**Records for the task**
# # # # # # #

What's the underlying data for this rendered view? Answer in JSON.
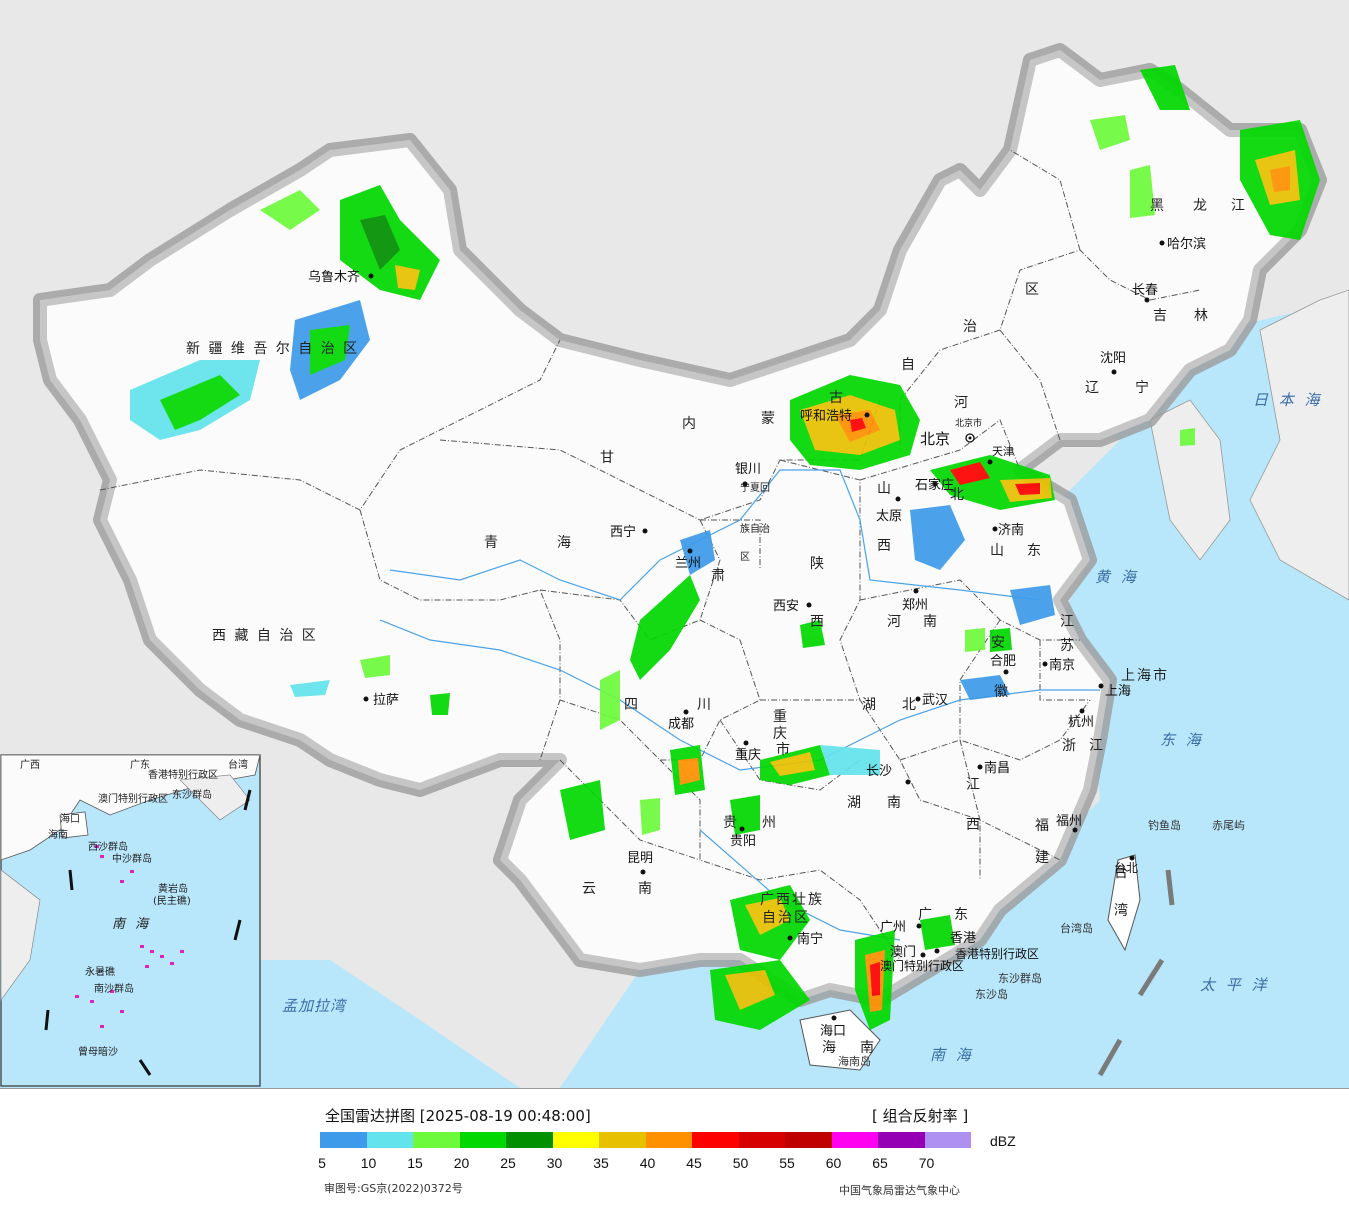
{
  "map": {
    "provinces": {
      "xinjiang": "新 疆 维 吾 尔 自 治 区",
      "tibet": "西 藏 自 治 区",
      "qinghai_1": "青",
      "qinghai_2": "海",
      "gansu_1": "甘",
      "gansu_2": "肃",
      "neimenggu_1": "内",
      "neimenggu_2": "蒙",
      "neimenggu_3": "古",
      "neimenggu_4": "自",
      "neimenggu_5": "治",
      "neimenggu_6": "区",
      "ningxia_1": "宁夏回",
      "ningxia_2": "族自治",
      "ningxia_3": "区",
      "heilongjiang_1": "黑",
      "heilongjiang_2": "龙",
      "heilongjiang_3": "江",
      "jilin_1": "吉",
      "jilin_2": "林",
      "liaoning_1": "辽",
      "liaoning_2": "宁",
      "hebei_1": "河",
      "hebei_2": "北",
      "shanxi_1": "山",
      "shanxi_2": "西",
      "shandong_1": "山",
      "shandong_2": "东",
      "henan_1": "河",
      "henan_2": "南",
      "shaanxi_1": "陕",
      "shaanxi_2": "西",
      "sichuan_1": "四",
      "sichuan_2": "川",
      "chongqing_1": "重",
      "chongqing_2": "庆",
      "chongqing_3": "市",
      "hubei_1": "湖",
      "hubei_2": "北",
      "hunan_1": "湖",
      "hunan_2": "南",
      "jiangsu_1": "江",
      "jiangsu_2": "苏",
      "anhui_1": "安",
      "anhui_2": "徽",
      "shanghai": "上海市",
      "zhejiang_1": "浙",
      "zhejiang_2": "江",
      "jiangxi_1": "江",
      "jiangxi_2": "西",
      "fujian_1": "福",
      "fujian_2": "建",
      "guizhou_1": "贵",
      "guizhou_2": "州",
      "yunnan_1": "云",
      "yunnan_2": "南",
      "guangxi_1": "广西壮族",
      "guangxi_2": "自治区",
      "guangdong_1": "广",
      "guangdong_2": "东",
      "hainan_1": "海",
      "hainan_2": "南",
      "taiwan_1": "台",
      "taiwan_2": "湾",
      "hongkong": "香港特别行政区",
      "macau": "澳门特别行政区",
      "beijing": "北京",
      "tianjin": "天津"
    },
    "cities": {
      "urumqi": "乌鲁木齐",
      "lhasa": "拉萨",
      "xining": "西宁",
      "lanzhou": "兰州",
      "yinchuan": "银川",
      "hohhot": "呼和浩特",
      "beijing_city": "北京市",
      "tianjin_city": "天津",
      "shijiazhuang": "石家庄",
      "taiyuan": "太原",
      "jinan": "济南",
      "zhengzhou": "郑州",
      "xian": "西安",
      "chengdu": "成都",
      "chongqing": "重庆",
      "wuhan": "武汉",
      "hefei": "合肥",
      "nanjing": "南京",
      "shanghai": "上海",
      "hangzhou": "杭州",
      "nanchang": "南昌",
      "changsha": "长沙",
      "fuzhou": "福州",
      "guiyang": "贵阳",
      "kunming": "昆明",
      "nanning": "南宁",
      "guangzhou": "广州",
      "hongkong": "香港",
      "macau": "澳门",
      "haikou": "海口",
      "taibei": "台北",
      "harbin": "哈尔滨",
      "changchun": "长春",
      "shenyang": "沈阳"
    },
    "seas": {
      "japan_sea": "日 本 海",
      "yellow_sea": "黄 海",
      "east_sea": "东 海",
      "south_sea": "南 海",
      "pacific": "太 平 洋",
      "bengal": "孟加拉湾"
    },
    "islands": {
      "diaoyu": "钓鱼岛",
      "chiwei": "赤尾屿",
      "taiwan_island": "台湾岛",
      "dongsha_qundao": "东沙群岛",
      "dongsha_dao": "东沙岛",
      "hainan_island": "海南岛"
    },
    "inset": {
      "south_sea": "南 海",
      "xisha": "西沙群岛",
      "zhongsha": "中沙群岛",
      "huangyan": "黄岩岛",
      "huangyan_alt": "(民主礁)",
      "yongshu": "永暑礁",
      "nansha": "南沙群岛",
      "zengmu": "曾母暗沙",
      "haikou": "海口",
      "dongsha": "东沙群岛",
      "hk": "香港特别行政区",
      "macau": "澳门特别行政区",
      "taiwan": "台湾",
      "guangdong": "广东",
      "hainan_label": "海南",
      "guangxi": "广西"
    }
  },
  "legend": {
    "title": "全国雷达拼图 [2025-08-19 00:48:00]",
    "type": "[ 组合反射率 ]",
    "unit": "dBZ",
    "colors": [
      "#3d9be9",
      "#63e3eb",
      "#6dfa3d",
      "#00d800",
      "#019000",
      "#ffff00",
      "#e7c000",
      "#ff9000",
      "#ff0000",
      "#d70000",
      "#c00000",
      "#ff00f0",
      "#9600b4",
      "#ad90f0"
    ],
    "ticks": [
      "5",
      "10",
      "15",
      "20",
      "25",
      "30",
      "35",
      "40",
      "45",
      "50",
      "55",
      "60",
      "65",
      "70"
    ],
    "review_no": "审图号:GS京(2022)0372号",
    "agency": "中国气象局雷达气象中心"
  }
}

# # # # # # #

**Given instruction**
Leave out the pictures and copy every record above exactly.

**Answer**
What's the underlying data for this rendered view? Answer in JSON.
{
  "map": {
    "provinces": {
      "xinjiang": "新 疆 维 吾 尔 自 治 区",
      "tibet": "西 藏 自 治 区",
      "qinghai_1": "青",
      "qinghai_2": "海",
      "gansu_1": "甘",
      "gansu_2": "肃",
      "neimenggu_1": "内",
      "neimenggu_2": "蒙",
      "neimenggu_3": "古",
      "neimenggu_4": "自",
      "neimenggu_5": "治",
      "neimenggu_6": "区",
      "ningxia_1": "宁夏回",
      "ningxia_2": "族自治",
      "ningxia_3": "区",
      "heilongjiang_1": "黑",
      "heilongjiang_2": "龙",
      "heilongjiang_3": "江",
      "jilin_1": "吉",
      "jilin_2": "林",
      "liaoning_1": "辽",
      "liaoning_2": "宁",
      "hebei_1": "河",
      "hebei_2": "北",
      "shanxi_1": "山",
      "shanxi_2": "西",
      "shandong_1": "山",
      "shandong_2": "东",
      "henan_1": "河",
      "henan_2": "南",
      "shaanxi_1": "陕",
      "shaanxi_2": "西",
      "sichuan_1": "四",
      "sichuan_2": "川",
      "chongqing_1": "重",
      "chongqing_2": "庆",
      "chongqing_3": "市",
      "hubei_1": "湖",
      "hubei_2": "北",
      "hunan_1": "湖",
      "hunan_2": "南",
      "jiangsu_1": "江",
      "jiangsu_2": "苏",
      "anhui_1": "安",
      "anhui_2": "徽",
      "shanghai": "上海市",
      "zhejiang_1": "浙",
      "zhejiang_2": "江",
      "jiangxi_1": "江",
      "jiangxi_2": "西",
      "fujian_1": "福",
      "fujian_2": "建",
      "guizhou_1": "贵",
      "guizhou_2": "州",
      "yunnan_1": "云",
      "yunnan_2": "南",
      "guangxi_1": "广西壮族",
      "guangxi_2": "自治区",
      "guangdong_1": "广",
      "guangdong_2": "东",
      "hainan_1": "海",
      "hainan_2": "南",
      "taiwan_1": "台",
      "taiwan_2": "湾",
      "hongkong": "香港特别行政区",
      "macau": "澳门特别行政区",
      "beijing": "北京",
      "tianjin": "天津"
    },
    "cities": {
      "urumqi": "乌鲁木齐",
      "lhasa": "拉萨",
      "xining": "西宁",
      "lanzhou": "兰州",
      "yinchuan": "银川",
      "hohhot": "呼和浩特",
      "beijing_city": "北京市",
      "tianjin_city": "天津",
      "shijiazhuang": "石家庄",
      "taiyuan": "太原",
      "jinan": "济南",
      "zhengzhou": "郑州",
      "xian": "西安",
      "chengdu": "成都",
      "chongqing": "重庆",
      "wuhan": "武汉",
      "hefei": "合肥",
      "nanjing": "南京",
      "shanghai": "上海",
      "hangzhou": "杭州",
      "nanchang": "南昌",
      "changsha": "长沙",
      "fuzhou": "福州",
      "guiyang": "贵阳",
      "kunming": "昆明",
      "nanning": "南宁",
      "guangzhou": "广州",
      "hongkong": "香港",
      "macau": "澳门",
      "haikou": "海口",
      "taibei": "台北",
      "harbin": "哈尔滨",
      "changchun": "长春",
      "shenyang": "沈阳"
    },
    "seas": {
      "japan_sea": "日 本 海",
      "yellow_sea": "黄 海",
      "east_sea": "东 海",
      "south_sea": "南 海",
      "pacific": "太 平 洋",
      "bengal": "孟加拉湾"
    },
    "islands": {
      "diaoyu": "钓鱼岛",
      "chiwei": "赤尾屿",
      "taiwan_island": "台湾岛",
      "dongsha_qundao": "东沙群岛",
      "dongsha_dao": "东沙岛",
      "hainan_island": "海南岛"
    },
    "inset": {
      "south_sea": "南 海",
      "xisha": "西沙群岛",
      "zhongsha": "中沙群岛",
      "huangyan": "黄岩岛",
      "huangyan_alt": "(民主礁)",
      "yongshu": "永暑礁",
      "nansha": "南沙群岛",
      "zengmu": "曾母暗沙",
      "haikou": "海口",
      "dongsha": "东沙群岛",
      "hk": "香港特别行政区",
      "macau": "澳门特别行政区",
      "taiwan": "台湾",
      "guangdong": "广东",
      "hainan_label": "海南",
      "guangxi": "广西"
    }
  },
  "legend": {
    "title": "全国雷达拼图 [2025-08-19 00:48:00]",
    "type": "[ 组合反射率 ]",
    "unit": "dBZ",
    "colors": [
      "#3d9be9",
      "#63e3eb",
      "#6dfa3d",
      "#00d800",
      "#019000",
      "#ffff00",
      "#e7c000",
      "#ff9000",
      "#ff0000",
      "#d70000",
      "#c00000",
      "#ff00f0",
      "#9600b4",
      "#ad90f0"
    ],
    "ticks": [
      "5",
      "10",
      "15",
      "20",
      "25",
      "30",
      "35",
      "40",
      "45",
      "50",
      "55",
      "60",
      "65",
      "70"
    ],
    "review_no": "审图号:GS京(2022)0372号",
    "agency": "中国气象局雷达气象中心"
  }
}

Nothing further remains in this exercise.